[Start of RECORDS SUPPLIED]

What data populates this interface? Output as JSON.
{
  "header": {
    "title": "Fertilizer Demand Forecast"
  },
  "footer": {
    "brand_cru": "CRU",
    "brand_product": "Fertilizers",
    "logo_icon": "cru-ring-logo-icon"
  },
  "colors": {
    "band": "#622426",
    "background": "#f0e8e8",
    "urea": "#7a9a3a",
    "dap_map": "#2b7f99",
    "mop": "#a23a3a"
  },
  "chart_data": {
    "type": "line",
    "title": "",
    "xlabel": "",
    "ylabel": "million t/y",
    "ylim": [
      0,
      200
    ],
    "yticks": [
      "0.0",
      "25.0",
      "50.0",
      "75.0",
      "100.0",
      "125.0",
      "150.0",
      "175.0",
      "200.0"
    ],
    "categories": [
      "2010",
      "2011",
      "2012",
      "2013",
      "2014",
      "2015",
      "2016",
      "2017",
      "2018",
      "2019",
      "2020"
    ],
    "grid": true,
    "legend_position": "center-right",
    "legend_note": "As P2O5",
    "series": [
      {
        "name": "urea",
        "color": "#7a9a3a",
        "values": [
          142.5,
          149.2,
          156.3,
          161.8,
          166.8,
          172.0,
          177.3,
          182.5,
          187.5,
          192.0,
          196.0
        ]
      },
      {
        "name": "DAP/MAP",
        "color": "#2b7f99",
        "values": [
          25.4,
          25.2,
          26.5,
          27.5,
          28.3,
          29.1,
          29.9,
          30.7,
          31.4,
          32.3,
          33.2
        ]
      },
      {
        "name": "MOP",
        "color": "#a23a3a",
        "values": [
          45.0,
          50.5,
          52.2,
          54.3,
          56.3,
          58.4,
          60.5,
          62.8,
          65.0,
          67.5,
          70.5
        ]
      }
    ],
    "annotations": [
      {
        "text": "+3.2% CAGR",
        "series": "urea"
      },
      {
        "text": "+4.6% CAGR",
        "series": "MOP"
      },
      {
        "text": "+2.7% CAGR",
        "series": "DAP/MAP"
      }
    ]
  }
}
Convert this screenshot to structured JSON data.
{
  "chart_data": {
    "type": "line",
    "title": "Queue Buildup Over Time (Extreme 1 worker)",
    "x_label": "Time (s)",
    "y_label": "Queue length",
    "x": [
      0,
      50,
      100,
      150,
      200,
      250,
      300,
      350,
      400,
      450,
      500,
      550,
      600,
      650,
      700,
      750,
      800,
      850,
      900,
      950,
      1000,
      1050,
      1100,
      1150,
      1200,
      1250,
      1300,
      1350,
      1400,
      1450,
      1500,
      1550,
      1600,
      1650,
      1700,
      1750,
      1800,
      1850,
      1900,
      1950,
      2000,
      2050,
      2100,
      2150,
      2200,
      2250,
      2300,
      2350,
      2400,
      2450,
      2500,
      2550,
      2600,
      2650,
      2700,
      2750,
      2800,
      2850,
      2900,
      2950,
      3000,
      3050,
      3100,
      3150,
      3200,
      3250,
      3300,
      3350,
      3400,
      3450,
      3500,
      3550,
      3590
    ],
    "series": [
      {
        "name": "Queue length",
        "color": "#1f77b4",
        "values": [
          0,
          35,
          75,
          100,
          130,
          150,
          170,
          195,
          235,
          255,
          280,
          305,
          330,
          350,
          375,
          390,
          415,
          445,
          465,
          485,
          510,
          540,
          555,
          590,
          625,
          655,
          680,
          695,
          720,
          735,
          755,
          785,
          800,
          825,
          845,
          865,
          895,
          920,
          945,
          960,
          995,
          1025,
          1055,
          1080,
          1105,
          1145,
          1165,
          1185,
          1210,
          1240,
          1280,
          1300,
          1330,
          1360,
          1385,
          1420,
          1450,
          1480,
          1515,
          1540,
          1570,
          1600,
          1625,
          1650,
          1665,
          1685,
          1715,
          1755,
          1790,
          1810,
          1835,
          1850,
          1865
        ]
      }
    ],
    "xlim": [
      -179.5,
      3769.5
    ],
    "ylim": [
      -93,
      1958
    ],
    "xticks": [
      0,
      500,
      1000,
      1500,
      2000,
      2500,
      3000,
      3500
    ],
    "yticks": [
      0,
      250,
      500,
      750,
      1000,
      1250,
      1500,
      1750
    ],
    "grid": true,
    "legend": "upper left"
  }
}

[End of RECORDS SUPPLIED]

__GIVEN INSTRUCTION__:
Please repeat all the records above exactly as they appear.

__IN RESPONSE__:
What data populates this interface? Output as JSON.
{
  "header": {
    "title": "Fertilizer Demand Forecast"
  },
  "footer": {
    "brand_cru": "CRU",
    "brand_product": "Fertilizers",
    "logo_icon": "cru-ring-logo-icon"
  },
  "colors": {
    "band": "#622426",
    "background": "#f0e8e8",
    "urea": "#7a9a3a",
    "dap_map": "#2b7f99",
    "mop": "#a23a3a"
  },
  "chart_data": {
    "type": "line",
    "title": "",
    "xlabel": "",
    "ylabel": "million t/y",
    "ylim": [
      0,
      200
    ],
    "yticks": [
      "0.0",
      "25.0",
      "50.0",
      "75.0",
      "100.0",
      "125.0",
      "150.0",
      "175.0",
      "200.0"
    ],
    "categories": [
      "2010",
      "2011",
      "2012",
      "2013",
      "2014",
      "2015",
      "2016",
      "2017",
      "2018",
      "2019",
      "2020"
    ],
    "grid": true,
    "legend_position": "center-right",
    "legend_note": "As P2O5",
    "series": [
      {
        "name": "urea",
        "color": "#7a9a3a",
        "values": [
          142.5,
          149.2,
          156.3,
          161.8,
          166.8,
          172.0,
          177.3,
          182.5,
          187.5,
          192.0,
          196.0
        ]
      },
      {
        "name": "DAP/MAP",
        "color": "#2b7f99",
        "values": [
          25.4,
          25.2,
          26.5,
          27.5,
          28.3,
          29.1,
          29.9,
          30.7,
          31.4,
          32.3,
          33.2
        ]
      },
      {
        "name": "MOP",
        "color": "#a23a3a",
        "values": [
          45.0,
          50.5,
          52.2,
          54.3,
          56.3,
          58.4,
          60.5,
          62.8,
          65.0,
          67.5,
          70.5
        ]
      }
    ],
    "annotations": [
      {
        "text": "+3.2% CAGR",
        "series": "urea"
      },
      {
        "text": "+4.6% CAGR",
        "series": "MOP"
      },
      {
        "text": "+2.7% CAGR",
        "series": "DAP/MAP"
      }
    ]
  }
}
Convert this screenshot to structured JSON data.
{
  "chart_data": {
    "type": "line",
    "title": "Queue Buildup Over Time (Extreme 1 worker)",
    "x_label": "Time (s)",
    "y_label": "Queue length",
    "x": [
      0,
      50,
      100,
      150,
      200,
      250,
      300,
      350,
      400,
      450,
      500,
      550,
      600,
      650,
      700,
      750,
      800,
      850,
      900,
      950,
      1000,
      1050,
      1100,
      1150,
      1200,
      1250,
      1300,
      1350,
      1400,
      1450,
      1500,
      1550,
      1600,
      1650,
      1700,
      1750,
      1800,
      1850,
      1900,
      1950,
      2000,
      2050,
      2100,
      2150,
      2200,
      2250,
      2300,
      2350,
      2400,
      2450,
      2500,
      2550,
      2600,
      2650,
      2700,
      2750,
      2800,
      2850,
      2900,
      2950,
      3000,
      3050,
      3100,
      3150,
      3200,
      3250,
      3300,
      3350,
      3400,
      3450,
      3500,
      3550,
      3590
    ],
    "series": [
      {
        "name": "Queue length",
        "color": "#1f77b4",
        "values": [
          0,
          35,
          75,
          100,
          130,
          150,
          170,
          195,
          235,
          255,
          280,
          305,
          330,
          350,
          375,
          390,
          415,
          445,
          465,
          485,
          510,
          540,
          555,
          590,
          625,
          655,
          680,
          695,
          720,
          735,
          755,
          785,
          800,
          825,
          845,
          865,
          895,
          920,
          945,
          960,
          995,
          1025,
          1055,
          1080,
          1105,
          1145,
          1165,
          1185,
          1210,
          1240,
          1280,
          1300,
          1330,
          1360,
          1385,
          1420,
          1450,
          1480,
          1515,
          1540,
          1570,
          1600,
          1625,
          1650,
          1665,
          1685,
          1715,
          1755,
          1790,
          1810,
          1835,
          1850,
          1865
        ]
      }
    ],
    "xlim": [
      -179.5,
      3769.5
    ],
    "ylim": [
      -93,
      1958
    ],
    "xticks": [
      0,
      500,
      1000,
      1500,
      2000,
      2500,
      3000,
      3500
    ],
    "yticks": [
      0,
      250,
      500,
      750,
      1000,
      1250,
      1500,
      1750
    ],
    "grid": true,
    "legend": "upper left"
  }
}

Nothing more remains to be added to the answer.